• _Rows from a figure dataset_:
==================================================

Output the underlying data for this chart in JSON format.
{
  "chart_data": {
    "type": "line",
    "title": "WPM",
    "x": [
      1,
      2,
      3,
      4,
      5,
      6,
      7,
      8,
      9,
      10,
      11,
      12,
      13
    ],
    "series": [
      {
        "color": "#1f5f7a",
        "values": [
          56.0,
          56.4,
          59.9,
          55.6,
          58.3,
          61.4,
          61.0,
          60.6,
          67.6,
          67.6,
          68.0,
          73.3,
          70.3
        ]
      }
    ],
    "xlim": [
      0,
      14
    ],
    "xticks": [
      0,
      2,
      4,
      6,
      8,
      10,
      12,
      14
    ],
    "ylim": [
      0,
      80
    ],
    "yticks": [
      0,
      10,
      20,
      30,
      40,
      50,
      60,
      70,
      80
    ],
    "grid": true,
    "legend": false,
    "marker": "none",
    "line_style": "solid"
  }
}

==================================================

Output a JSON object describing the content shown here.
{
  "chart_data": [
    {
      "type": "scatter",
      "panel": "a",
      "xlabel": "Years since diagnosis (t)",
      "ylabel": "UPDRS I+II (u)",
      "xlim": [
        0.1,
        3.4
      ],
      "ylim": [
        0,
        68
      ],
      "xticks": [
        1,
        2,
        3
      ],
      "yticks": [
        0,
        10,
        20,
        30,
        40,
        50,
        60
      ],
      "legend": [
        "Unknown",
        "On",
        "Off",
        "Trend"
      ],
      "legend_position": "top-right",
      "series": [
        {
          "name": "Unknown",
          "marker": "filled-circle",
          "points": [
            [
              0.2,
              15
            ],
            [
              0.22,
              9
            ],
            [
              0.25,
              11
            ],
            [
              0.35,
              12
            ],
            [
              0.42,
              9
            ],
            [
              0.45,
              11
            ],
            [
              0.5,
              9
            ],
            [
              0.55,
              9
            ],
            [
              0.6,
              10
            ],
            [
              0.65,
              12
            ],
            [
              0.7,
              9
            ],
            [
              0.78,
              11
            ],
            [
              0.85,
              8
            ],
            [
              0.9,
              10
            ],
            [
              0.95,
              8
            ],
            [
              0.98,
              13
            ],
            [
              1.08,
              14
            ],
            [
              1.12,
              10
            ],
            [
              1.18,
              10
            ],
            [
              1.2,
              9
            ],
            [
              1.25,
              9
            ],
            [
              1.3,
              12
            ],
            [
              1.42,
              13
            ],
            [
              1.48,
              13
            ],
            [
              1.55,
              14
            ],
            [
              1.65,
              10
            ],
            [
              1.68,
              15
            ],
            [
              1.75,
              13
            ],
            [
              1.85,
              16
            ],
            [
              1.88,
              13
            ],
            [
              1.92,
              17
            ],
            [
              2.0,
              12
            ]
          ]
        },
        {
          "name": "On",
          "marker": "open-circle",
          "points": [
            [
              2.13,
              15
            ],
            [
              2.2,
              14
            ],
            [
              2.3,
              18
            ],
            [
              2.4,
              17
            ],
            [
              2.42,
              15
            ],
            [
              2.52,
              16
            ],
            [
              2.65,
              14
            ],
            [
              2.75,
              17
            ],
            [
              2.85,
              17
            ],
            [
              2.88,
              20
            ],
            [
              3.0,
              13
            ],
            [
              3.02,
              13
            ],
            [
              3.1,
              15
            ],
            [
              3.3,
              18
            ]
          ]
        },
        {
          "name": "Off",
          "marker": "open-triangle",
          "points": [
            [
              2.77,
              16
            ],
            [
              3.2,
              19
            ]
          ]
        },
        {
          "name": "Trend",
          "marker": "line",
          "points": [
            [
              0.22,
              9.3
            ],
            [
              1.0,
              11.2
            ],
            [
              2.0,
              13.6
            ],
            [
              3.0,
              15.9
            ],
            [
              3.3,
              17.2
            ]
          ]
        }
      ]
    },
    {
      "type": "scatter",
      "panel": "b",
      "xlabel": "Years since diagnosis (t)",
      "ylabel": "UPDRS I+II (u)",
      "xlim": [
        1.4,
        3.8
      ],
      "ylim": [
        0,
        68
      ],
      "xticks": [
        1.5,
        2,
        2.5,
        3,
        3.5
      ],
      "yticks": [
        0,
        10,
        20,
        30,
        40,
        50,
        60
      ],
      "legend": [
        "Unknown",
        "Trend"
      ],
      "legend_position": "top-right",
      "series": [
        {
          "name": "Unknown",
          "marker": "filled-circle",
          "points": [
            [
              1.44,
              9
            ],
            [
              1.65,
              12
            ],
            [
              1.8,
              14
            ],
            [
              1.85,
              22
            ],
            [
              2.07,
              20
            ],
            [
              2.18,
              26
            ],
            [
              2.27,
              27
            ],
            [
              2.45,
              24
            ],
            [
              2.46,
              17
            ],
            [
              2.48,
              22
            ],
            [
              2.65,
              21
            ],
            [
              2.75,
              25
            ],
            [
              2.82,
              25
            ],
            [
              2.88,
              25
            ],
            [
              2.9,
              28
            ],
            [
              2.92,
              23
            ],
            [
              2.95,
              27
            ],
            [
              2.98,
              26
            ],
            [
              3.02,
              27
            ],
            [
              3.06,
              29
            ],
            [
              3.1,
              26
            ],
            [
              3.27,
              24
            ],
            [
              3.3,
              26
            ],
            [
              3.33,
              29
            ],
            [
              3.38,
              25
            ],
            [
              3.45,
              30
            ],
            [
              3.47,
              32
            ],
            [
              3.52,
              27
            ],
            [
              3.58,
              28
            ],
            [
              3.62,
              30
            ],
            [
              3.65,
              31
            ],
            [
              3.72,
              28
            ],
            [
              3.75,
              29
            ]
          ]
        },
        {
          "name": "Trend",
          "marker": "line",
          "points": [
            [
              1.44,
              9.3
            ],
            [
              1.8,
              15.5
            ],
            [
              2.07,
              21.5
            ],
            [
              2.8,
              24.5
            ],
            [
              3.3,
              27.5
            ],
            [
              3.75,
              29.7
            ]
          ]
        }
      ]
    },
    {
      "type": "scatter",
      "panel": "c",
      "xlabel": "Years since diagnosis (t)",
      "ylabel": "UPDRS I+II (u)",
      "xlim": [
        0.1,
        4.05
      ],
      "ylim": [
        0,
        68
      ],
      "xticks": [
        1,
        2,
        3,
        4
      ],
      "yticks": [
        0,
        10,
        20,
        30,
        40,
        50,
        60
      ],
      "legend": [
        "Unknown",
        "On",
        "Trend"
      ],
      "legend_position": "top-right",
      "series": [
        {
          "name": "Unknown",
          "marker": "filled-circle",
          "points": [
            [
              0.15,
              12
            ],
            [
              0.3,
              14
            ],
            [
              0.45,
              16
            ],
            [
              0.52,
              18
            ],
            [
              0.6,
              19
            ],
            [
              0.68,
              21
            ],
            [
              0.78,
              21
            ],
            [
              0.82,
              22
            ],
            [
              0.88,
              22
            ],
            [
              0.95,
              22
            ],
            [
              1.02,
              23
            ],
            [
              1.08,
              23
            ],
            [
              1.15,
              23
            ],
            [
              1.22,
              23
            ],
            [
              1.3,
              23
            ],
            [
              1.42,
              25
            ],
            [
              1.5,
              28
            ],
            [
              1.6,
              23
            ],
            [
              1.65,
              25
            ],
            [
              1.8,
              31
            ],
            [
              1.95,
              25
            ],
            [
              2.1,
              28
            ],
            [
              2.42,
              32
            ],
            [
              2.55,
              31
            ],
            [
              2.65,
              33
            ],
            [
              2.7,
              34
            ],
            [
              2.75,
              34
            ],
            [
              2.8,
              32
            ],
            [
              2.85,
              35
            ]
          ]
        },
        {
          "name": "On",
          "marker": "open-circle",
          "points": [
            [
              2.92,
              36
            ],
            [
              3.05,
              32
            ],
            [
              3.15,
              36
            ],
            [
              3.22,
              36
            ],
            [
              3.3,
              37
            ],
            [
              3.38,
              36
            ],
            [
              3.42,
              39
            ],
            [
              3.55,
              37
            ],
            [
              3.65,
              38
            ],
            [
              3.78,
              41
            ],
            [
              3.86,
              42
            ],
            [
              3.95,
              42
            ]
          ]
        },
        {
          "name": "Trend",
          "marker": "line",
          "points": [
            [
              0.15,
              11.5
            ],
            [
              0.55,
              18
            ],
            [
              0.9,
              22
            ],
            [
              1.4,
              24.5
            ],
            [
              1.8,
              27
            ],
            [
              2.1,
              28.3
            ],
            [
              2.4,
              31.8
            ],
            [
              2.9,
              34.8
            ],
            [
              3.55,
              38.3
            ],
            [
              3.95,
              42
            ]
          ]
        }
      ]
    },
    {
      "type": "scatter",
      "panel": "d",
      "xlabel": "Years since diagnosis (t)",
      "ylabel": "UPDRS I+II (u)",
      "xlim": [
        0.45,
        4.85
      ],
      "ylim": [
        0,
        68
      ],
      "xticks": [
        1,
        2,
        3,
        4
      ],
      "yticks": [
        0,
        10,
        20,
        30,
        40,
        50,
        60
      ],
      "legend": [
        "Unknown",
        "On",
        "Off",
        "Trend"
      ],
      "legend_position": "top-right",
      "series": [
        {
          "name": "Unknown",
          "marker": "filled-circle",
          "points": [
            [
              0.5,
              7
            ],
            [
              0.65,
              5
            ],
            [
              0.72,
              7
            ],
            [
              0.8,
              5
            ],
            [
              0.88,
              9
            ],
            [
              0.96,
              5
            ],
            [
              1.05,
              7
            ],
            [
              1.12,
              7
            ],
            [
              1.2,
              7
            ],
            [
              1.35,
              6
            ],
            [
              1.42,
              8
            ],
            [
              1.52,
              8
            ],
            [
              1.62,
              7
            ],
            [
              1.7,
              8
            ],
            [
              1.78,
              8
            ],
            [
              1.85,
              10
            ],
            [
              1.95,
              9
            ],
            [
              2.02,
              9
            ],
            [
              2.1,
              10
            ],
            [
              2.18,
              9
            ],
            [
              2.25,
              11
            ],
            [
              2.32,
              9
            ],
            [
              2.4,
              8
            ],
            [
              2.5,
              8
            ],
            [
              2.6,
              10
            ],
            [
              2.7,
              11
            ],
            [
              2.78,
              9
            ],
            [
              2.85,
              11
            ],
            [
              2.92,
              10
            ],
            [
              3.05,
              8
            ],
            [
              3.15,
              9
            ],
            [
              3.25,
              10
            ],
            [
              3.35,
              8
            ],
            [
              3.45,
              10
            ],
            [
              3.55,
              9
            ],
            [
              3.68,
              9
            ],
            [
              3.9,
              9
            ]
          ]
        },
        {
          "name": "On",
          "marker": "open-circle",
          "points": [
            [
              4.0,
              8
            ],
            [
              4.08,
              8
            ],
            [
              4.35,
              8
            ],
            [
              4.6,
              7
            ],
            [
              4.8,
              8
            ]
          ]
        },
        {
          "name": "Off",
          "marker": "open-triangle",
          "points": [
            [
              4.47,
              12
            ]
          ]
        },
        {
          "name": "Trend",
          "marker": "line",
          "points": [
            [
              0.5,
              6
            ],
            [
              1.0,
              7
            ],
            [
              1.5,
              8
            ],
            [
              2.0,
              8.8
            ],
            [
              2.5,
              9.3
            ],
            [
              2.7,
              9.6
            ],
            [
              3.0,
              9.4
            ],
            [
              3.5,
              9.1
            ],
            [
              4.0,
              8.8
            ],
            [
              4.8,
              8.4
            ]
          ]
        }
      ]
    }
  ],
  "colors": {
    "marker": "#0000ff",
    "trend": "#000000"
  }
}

==================================================

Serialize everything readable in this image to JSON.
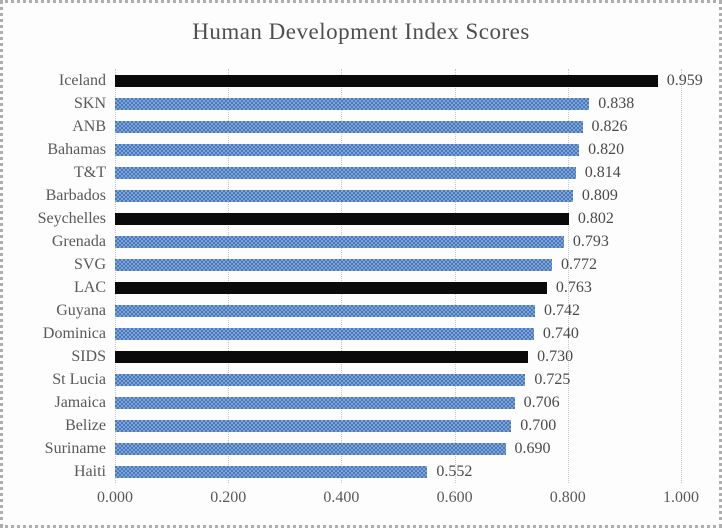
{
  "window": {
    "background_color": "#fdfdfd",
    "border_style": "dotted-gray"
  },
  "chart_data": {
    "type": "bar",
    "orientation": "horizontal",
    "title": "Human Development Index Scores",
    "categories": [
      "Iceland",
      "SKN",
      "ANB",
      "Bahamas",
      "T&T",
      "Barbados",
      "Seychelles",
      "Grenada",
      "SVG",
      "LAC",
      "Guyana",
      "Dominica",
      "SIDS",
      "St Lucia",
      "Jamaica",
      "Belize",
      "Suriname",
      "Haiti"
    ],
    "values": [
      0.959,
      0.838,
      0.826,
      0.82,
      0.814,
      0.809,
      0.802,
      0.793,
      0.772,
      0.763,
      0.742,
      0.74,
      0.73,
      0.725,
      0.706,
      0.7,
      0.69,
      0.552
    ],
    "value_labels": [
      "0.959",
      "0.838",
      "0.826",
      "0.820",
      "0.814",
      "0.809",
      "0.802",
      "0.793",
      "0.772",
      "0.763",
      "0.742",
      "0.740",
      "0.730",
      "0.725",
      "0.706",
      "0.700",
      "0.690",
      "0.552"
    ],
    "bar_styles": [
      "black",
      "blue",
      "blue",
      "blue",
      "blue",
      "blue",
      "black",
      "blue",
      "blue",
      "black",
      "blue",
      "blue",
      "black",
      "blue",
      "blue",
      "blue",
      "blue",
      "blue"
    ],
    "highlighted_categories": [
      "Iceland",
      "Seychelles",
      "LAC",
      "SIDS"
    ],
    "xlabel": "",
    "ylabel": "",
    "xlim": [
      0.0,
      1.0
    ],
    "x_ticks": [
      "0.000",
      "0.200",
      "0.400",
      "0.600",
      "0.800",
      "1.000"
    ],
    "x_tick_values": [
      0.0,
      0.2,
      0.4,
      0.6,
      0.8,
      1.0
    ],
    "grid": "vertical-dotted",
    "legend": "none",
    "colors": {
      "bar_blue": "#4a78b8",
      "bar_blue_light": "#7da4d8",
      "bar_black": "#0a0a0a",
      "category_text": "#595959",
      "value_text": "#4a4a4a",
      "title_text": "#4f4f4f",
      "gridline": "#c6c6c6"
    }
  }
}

==================================================

Across the material above, how many lines include the string "JSON"? Only the number is wanted.

• _ANSWER_:
3